Exercise details: Could you write out the records below exactly as they appear, leaving out any pictures?

------ Information given

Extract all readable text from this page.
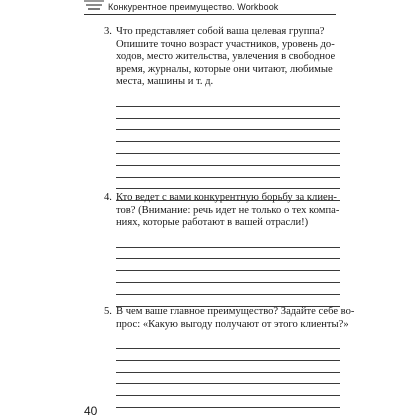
Конкурентное преимущество. Workbook
3. Что представляет собой ваша целевая группа?
Опишите точно возраст участников, уровень до-
ходов, место жительства, увлечения в свободное
время, журналы, которые они читают, любимые
места, машины и т. д.
4. Кто ведет с вами конкурентную борьбу за клиен-
тов? (Внимание: речь идет не только о тех компа-
ниях, которые работают в вашей отрасли!)
5. В чем ваше главное преимущество? Задайте себе во-
прос: «Какую выгоду получают от этого клиенты?»
40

------------

Task answer:
Extract all readable text from this page.
Конкурентное преимущество. Workbook
3. Что представляет собой ваша целевая группа?
Опишите точно возраст участников, уровень до-
ходов, место жительства, увлечения в свободное
время, журналы, которые они читают, любимые
места, машины и т. д.
4. Кто ведет с вами конкурентную борьбу за клиен-
тов? (Внимание: речь идет не только о тех компа-
ниях, которые работают в вашей отрасли!)
5. В чем ваше главное преимущество? Задайте себе во-
прос: «Какую выгоду получают от этого клиенты?»
40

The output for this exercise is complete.